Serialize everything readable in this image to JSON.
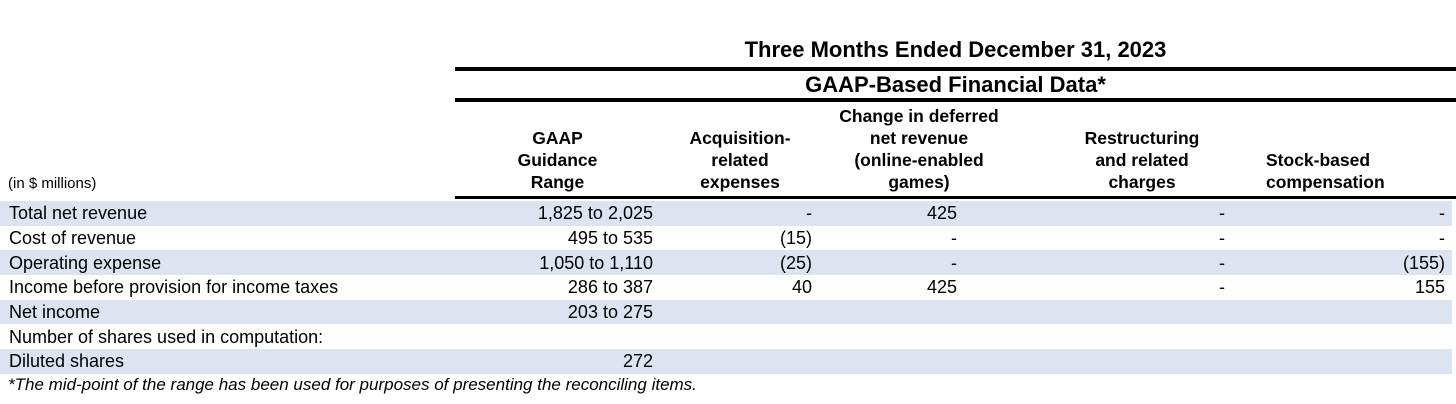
{
  "page": {
    "title": "Three Months Ended December 31, 2023",
    "subtitle": "GAAP-Based Financial Data*",
    "units_note": "(in $ millions)",
    "footnote": "*The mid-point of the range has been used for purposes of presenting the reconciling items."
  },
  "table": {
    "column_headers": [
      "GAAP\nGuidance\nRange",
      "Acquisition-\nrelated\nexpenses",
      "Change in deferred\nnet revenue\n(online-enabled\ngames)",
      "Restructuring\nand related\ncharges",
      "Stock-based\ncompensation"
    ],
    "rows": [
      {
        "label": "Total net revenue",
        "values": [
          "1,825 to 2,025",
          "-",
          "425",
          "-",
          "-"
        ]
      },
      {
        "label": "Cost of revenue",
        "values": [
          "495 to 535",
          "(15)",
          "-",
          "-",
          "-"
        ]
      },
      {
        "label": "Operating expense",
        "values": [
          "1,050 to 1,110",
          "(25)",
          "-",
          "-",
          "(155)"
        ]
      },
      {
        "label": "Income before provision for income taxes",
        "values": [
          "286 to 387",
          "40",
          "425",
          "-",
          "155"
        ]
      },
      {
        "label": "Net income",
        "values": [
          "203 to 275",
          "",
          "",
          "",
          ""
        ]
      },
      {
        "label": "Number of shares used in computation:",
        "values": [
          "",
          "",
          "",
          "",
          ""
        ]
      },
      {
        "label": "Diluted shares",
        "values": [
          "272",
          "",
          "",
          "",
          ""
        ]
      }
    ]
  },
  "colors": {
    "row_shade": "#dbe4f0",
    "rule": "#000000",
    "text": "#000000",
    "background": "#ffffff"
  }
}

Directions:
Check each line above for the string "label" and report how many lines have it, giving only the number.

Solution to this exercise:
7